→ TASK TO CARRY OUT
Copy each line of the data below with the word "grid".

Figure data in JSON

------------------------------------------------------------

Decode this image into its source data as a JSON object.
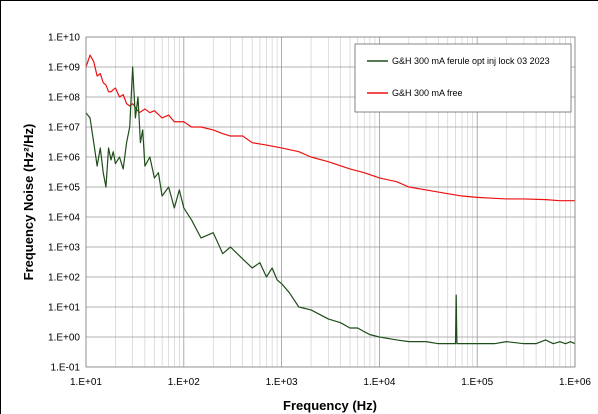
{
  "chart_data": {
    "type": "line",
    "xlabel": "Frequency (Hz)",
    "ylabel": "Frequency Noise (Hz²/Hz)",
    "xscale": "log",
    "yscale": "log",
    "xlim": [
      10,
      1000000
    ],
    "ylim": [
      0.1,
      10000000000
    ],
    "x_ticks": [
      "1.E+01",
      "1.E+02",
      "1.E+03",
      "1.E+04",
      "1.E+05",
      "1.E+06"
    ],
    "y_ticks": [
      "1.E-01",
      "1.E+00",
      "1.E+01",
      "1.E+02",
      "1.E+03",
      "1.E+04",
      "1.E+05",
      "1.E+06",
      "1.E+07",
      "1.E+08",
      "1.E+09",
      "1.E+10"
    ],
    "grid": "major and minor (log)",
    "legend_position": "top-right",
    "series": [
      {
        "name": "G&H 300 mA ferule opt inj lock 03 2023",
        "color": "#1f4e1a",
        "x": [
          10,
          11,
          12,
          13,
          14,
          15,
          16,
          17,
          18,
          19,
          20,
          22,
          24,
          26,
          28,
          30,
          32,
          34,
          36,
          38,
          40,
          45,
          50,
          55,
          60,
          70,
          80,
          90,
          100,
          120,
          150,
          200,
          250,
          300,
          400,
          500,
          600,
          700,
          800,
          900,
          1000,
          1200,
          1500,
          2000,
          3000,
          4000,
          5000,
          6000,
          7000,
          8000,
          10000,
          15000,
          20000,
          30000,
          40000,
          50000,
          60000,
          61000,
          62000,
          70000,
          80000,
          100000,
          150000,
          200000,
          300000,
          400000,
          500000,
          600000,
          700000,
          800000,
          900000,
          1000000
        ],
        "y": [
          30000000,
          20000000,
          3000000,
          500000,
          2000000,
          300000,
          100000,
          2000000,
          800000,
          1500000,
          600000,
          1000000,
          400000,
          3000000,
          10000000,
          1000000000,
          20000000,
          100000000,
          3000000,
          8000000,
          500000,
          1000000,
          200000,
          300000,
          50000,
          100000,
          20000,
          80000,
          20000,
          8000,
          2000,
          3000,
          600,
          1000,
          400,
          200,
          300,
          100,
          200,
          80,
          60,
          30,
          10,
          8,
          4,
          3,
          2,
          2,
          1.5,
          1.2,
          1,
          0.8,
          0.7,
          0.7,
          0.6,
          0.6,
          0.6,
          25,
          0.6,
          0.6,
          0.6,
          0.6,
          0.6,
          0.7,
          0.6,
          0.6,
          0.8,
          0.6,
          0.7,
          0.6,
          0.7,
          0.6
        ]
      },
      {
        "name": "G&H 300 mA free",
        "color": "#ee1111",
        "x": [
          10,
          11,
          12,
          13,
          14,
          15,
          16,
          17,
          18,
          20,
          22,
          24,
          26,
          28,
          30,
          35,
          40,
          45,
          50,
          60,
          70,
          80,
          100,
          120,
          150,
          200,
          250,
          300,
          400,
          500,
          700,
          1000,
          1500,
          2000,
          3000,
          5000,
          7000,
          10000,
          15000,
          20000,
          30000,
          50000,
          70000,
          100000,
          150000,
          200000,
          300000,
          500000,
          700000,
          1000000
        ],
        "y": [
          1000000000,
          2500000000,
          1500000000,
          500000000,
          600000000,
          300000000,
          250000000,
          150000000,
          150000000,
          200000000,
          100000000,
          120000000,
          60000000,
          50000000,
          60000000,
          30000000,
          40000000,
          30000000,
          35000000,
          20000000,
          25000000,
          15000000,
          15000000,
          10000000,
          10000000,
          8000000,
          6000000,
          5000000,
          5000000,
          3000000,
          2500000,
          2000000,
          1500000,
          1000000,
          700000,
          400000,
          300000,
          200000,
          150000,
          100000,
          80000,
          60000,
          50000,
          45000,
          42000,
          40000,
          40000,
          38000,
          35000,
          35000
        ]
      }
    ]
  }
}
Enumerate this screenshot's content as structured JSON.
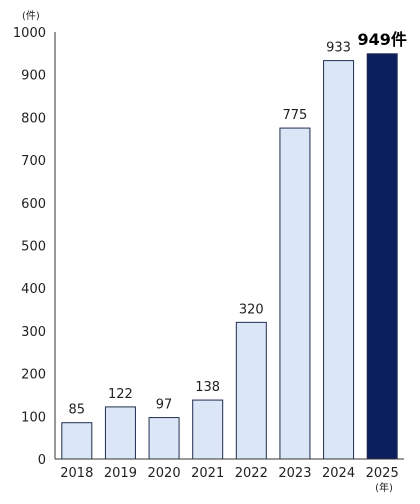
{
  "chart_data": {
    "type": "bar",
    "y_unit_label": "(件)",
    "x_unit_label": "(年)",
    "categories": [
      "2018",
      "2019",
      "2020",
      "2021",
      "2022",
      "2023",
      "2024",
      "2025"
    ],
    "values": [
      85,
      122,
      97,
      138,
      320,
      775,
      933,
      949
    ],
    "data_labels": [
      "85",
      "122",
      "97",
      "138",
      "320",
      "775",
      "933",
      "949件"
    ],
    "highlight_index": 7,
    "ylim": [
      0,
      1000
    ],
    "yticks": [
      0,
      100,
      200,
      300,
      400,
      500,
      600,
      700,
      800,
      900,
      1000
    ],
    "grid": false,
    "colors": {
      "bar_fill": "#dbe7f6",
      "bar_stroke": "#1f2d4f",
      "highlight_fill": "#0b1f5c",
      "axis": "#333333"
    }
  }
}
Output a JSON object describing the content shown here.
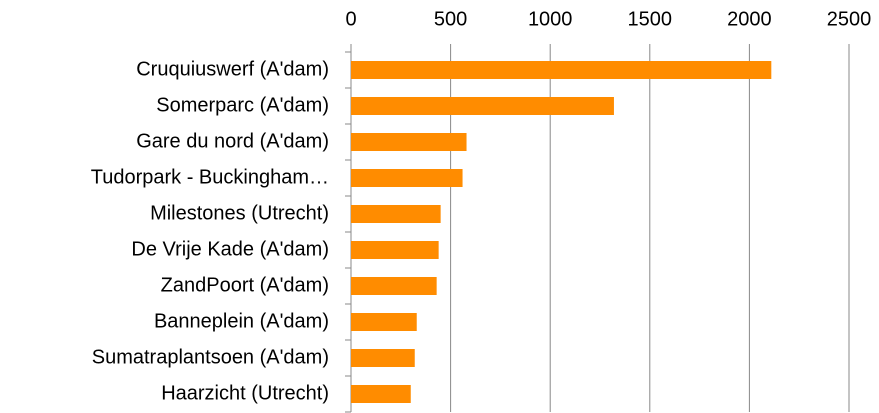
{
  "chart_data": {
    "type": "bar",
    "orientation": "horizontal",
    "categories": [
      "Cruquiuswerf (A'dam)",
      "Somerparc (A'dam)",
      "Gare du nord (A'dam)",
      "Tudorpark - Buckingham…",
      "Milestones (Utrecht)",
      "De Vrije Kade (A'dam)",
      "ZandPoort (A'dam)",
      "Banneplein (A'dam)",
      "Sumatraplantsoen (A'dam)",
      "Haarzicht (Utrecht)"
    ],
    "values": [
      2110,
      1320,
      580,
      560,
      450,
      440,
      430,
      330,
      320,
      300
    ],
    "color": "#ff8c00",
    "xlim": [
      0,
      2500
    ],
    "xticks": [
      0,
      500,
      1000,
      1500,
      2000,
      2500
    ],
    "grid": true
  }
}
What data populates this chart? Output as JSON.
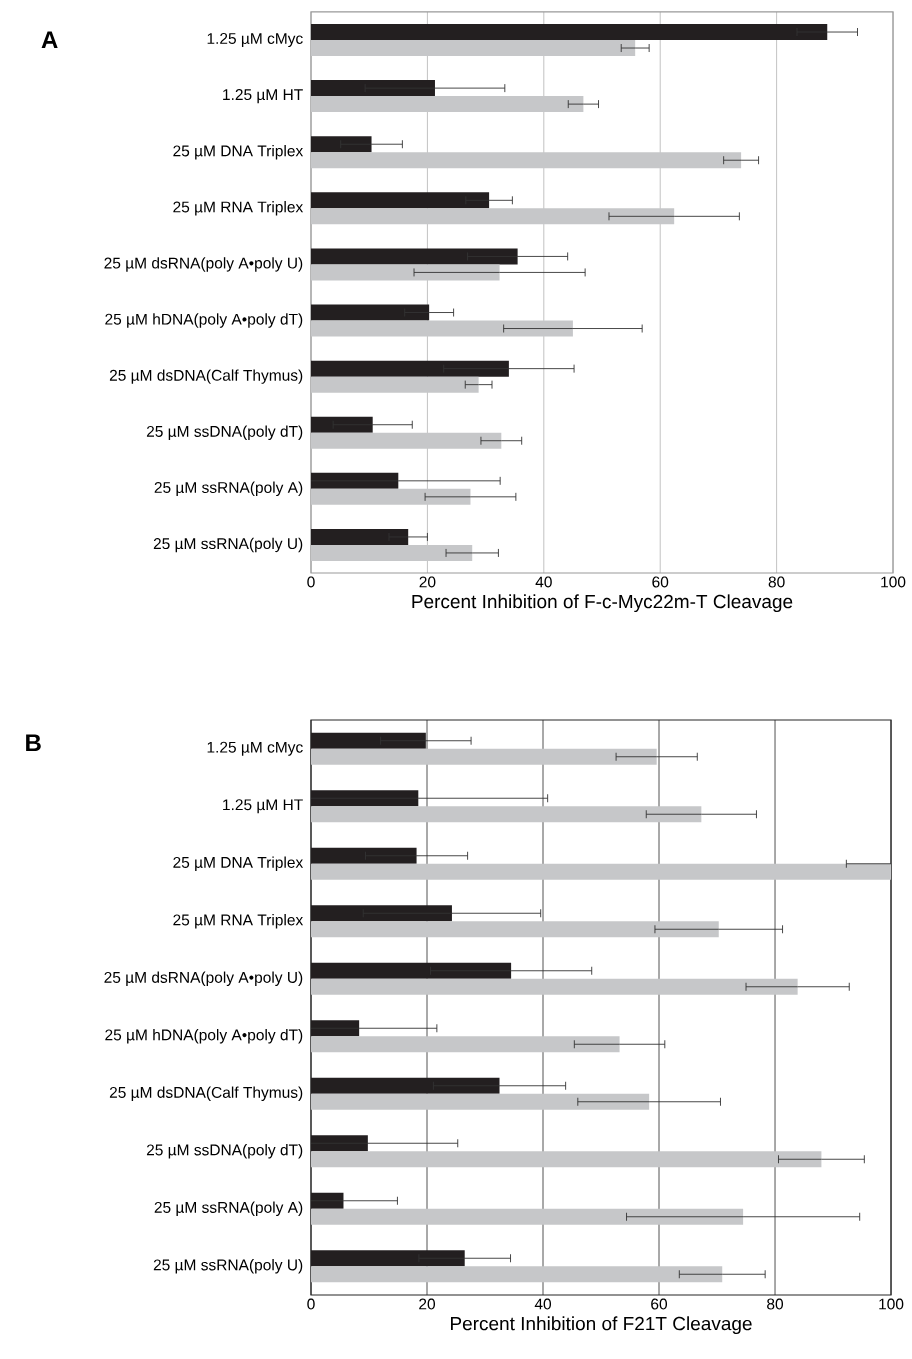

------------------------------------------------------------

→ TASK SOLUTION
    "grid": "major and minor (log)",
    "grid": false,
    "grid": true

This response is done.